DESCRIPTION OF THE TASK: Copy out every line that contains "Estimate".
##### RECORD EXTRACTS
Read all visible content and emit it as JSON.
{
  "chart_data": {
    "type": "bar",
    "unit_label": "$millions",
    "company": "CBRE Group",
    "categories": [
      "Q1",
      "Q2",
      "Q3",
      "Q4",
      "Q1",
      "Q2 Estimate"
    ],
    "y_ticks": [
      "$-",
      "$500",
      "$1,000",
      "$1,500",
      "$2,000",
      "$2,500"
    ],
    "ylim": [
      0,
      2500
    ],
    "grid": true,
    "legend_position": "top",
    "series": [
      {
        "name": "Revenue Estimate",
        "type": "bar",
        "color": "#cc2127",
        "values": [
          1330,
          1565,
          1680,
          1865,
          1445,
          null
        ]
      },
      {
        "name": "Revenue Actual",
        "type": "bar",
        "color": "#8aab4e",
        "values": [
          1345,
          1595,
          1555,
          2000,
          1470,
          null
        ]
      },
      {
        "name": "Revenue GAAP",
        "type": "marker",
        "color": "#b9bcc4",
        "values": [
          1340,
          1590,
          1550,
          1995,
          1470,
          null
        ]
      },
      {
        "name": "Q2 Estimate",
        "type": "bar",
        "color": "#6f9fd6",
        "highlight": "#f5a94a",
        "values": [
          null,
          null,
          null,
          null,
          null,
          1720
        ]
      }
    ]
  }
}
##########
ANSWER TO THE PROBLEM:
      "Q2 Estimate"
        "name": "Revenue Estimate",
        "name": "Q2 Estimate",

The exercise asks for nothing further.